**WHAT NEEDS TO BE DONE**
Find how many lines in the material hold the word "this", then state that number and nothing more.

**INFORMATION GIVEN**
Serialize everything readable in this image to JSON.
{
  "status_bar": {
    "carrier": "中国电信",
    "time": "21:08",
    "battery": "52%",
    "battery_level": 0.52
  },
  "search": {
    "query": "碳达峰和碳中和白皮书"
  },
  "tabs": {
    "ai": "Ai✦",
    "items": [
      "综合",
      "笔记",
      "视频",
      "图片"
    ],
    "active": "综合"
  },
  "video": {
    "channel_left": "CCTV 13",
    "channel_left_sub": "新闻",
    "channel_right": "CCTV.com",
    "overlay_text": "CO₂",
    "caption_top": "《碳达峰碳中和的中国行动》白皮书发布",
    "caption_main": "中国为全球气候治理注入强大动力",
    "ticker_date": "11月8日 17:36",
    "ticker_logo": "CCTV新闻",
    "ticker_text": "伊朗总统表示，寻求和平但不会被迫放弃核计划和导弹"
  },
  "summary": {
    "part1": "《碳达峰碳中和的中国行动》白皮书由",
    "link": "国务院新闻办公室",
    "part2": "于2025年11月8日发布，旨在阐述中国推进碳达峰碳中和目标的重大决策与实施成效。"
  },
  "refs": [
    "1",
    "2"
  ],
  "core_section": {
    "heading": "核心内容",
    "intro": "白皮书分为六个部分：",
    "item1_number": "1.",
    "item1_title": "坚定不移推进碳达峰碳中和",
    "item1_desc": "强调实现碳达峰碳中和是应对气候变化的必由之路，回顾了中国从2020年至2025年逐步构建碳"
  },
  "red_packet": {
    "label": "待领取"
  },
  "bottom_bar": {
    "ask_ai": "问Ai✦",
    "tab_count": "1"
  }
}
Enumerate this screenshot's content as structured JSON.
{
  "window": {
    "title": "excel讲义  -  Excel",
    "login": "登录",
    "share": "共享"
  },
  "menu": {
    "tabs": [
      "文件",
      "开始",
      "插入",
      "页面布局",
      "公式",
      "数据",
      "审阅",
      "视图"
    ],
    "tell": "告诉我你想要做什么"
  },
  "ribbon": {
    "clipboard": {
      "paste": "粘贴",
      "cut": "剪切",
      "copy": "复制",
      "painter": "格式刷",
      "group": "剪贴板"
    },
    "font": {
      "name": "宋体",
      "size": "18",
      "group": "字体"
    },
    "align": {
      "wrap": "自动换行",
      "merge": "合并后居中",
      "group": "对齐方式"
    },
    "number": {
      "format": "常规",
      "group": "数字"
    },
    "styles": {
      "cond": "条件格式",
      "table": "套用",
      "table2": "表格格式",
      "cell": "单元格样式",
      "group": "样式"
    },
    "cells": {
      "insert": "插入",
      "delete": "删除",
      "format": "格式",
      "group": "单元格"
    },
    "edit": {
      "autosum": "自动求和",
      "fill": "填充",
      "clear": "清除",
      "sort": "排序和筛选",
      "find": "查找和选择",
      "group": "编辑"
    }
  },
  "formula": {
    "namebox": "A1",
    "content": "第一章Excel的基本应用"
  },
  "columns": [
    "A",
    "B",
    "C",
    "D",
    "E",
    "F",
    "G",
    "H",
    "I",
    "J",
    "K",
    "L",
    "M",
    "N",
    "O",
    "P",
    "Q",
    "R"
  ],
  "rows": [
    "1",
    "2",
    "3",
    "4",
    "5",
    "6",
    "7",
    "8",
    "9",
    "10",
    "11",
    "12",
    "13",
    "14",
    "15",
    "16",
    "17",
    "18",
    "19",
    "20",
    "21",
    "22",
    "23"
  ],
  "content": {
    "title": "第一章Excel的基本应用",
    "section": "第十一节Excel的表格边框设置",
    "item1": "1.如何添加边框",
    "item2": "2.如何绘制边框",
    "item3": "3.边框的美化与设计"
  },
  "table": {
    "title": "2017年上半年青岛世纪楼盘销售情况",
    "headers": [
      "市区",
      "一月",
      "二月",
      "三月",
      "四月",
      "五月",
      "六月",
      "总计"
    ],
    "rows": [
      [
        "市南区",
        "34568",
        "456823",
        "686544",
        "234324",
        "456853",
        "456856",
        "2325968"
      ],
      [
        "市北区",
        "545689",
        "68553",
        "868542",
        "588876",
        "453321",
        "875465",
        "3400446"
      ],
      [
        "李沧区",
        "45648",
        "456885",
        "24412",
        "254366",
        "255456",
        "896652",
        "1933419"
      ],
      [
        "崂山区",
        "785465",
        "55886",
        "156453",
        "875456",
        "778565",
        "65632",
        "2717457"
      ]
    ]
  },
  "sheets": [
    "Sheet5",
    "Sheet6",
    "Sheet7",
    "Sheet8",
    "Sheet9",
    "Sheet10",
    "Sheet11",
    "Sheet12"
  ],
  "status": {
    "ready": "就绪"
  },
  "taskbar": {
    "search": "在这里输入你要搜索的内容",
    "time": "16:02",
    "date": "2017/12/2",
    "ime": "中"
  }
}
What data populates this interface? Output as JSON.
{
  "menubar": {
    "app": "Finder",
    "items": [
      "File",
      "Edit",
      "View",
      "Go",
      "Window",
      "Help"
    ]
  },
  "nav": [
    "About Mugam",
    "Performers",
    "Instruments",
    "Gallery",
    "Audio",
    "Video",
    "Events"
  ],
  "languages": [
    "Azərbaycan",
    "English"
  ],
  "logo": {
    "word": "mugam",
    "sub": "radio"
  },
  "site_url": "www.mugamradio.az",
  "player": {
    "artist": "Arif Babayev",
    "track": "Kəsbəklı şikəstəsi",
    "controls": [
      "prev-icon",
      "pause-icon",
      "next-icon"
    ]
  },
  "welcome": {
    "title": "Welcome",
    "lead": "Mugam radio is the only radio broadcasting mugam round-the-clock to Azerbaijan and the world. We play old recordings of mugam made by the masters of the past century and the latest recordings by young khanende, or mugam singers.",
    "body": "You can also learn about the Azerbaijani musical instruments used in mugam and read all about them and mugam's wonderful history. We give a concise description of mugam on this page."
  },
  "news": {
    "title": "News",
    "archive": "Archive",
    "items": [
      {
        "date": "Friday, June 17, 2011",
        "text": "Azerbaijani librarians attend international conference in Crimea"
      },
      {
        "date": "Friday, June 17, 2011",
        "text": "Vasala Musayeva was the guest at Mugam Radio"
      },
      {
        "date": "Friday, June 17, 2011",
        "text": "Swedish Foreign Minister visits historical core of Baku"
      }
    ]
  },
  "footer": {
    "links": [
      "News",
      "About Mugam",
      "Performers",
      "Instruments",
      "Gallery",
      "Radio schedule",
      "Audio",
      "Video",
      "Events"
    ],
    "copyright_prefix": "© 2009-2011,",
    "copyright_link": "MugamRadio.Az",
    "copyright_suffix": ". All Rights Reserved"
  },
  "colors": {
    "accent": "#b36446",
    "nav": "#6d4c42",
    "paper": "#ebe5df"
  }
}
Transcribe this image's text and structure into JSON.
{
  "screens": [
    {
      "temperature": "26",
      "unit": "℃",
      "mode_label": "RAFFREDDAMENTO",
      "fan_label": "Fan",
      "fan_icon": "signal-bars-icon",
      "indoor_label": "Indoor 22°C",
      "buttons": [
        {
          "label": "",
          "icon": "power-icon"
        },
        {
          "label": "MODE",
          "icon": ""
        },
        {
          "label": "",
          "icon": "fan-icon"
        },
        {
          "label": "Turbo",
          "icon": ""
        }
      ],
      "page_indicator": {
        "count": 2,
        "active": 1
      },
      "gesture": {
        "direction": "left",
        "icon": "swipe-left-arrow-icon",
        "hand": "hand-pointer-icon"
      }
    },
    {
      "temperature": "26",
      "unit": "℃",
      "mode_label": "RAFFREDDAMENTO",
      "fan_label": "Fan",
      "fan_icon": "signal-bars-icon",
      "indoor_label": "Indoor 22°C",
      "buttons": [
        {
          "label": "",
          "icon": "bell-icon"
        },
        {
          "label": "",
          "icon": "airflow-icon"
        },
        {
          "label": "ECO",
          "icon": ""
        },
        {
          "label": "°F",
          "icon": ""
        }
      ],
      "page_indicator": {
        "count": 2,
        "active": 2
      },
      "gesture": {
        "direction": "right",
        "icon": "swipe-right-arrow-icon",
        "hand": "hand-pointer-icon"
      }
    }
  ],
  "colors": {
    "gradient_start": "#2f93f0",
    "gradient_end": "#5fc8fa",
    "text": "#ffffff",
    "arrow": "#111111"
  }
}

**WORKED ANSWER**
5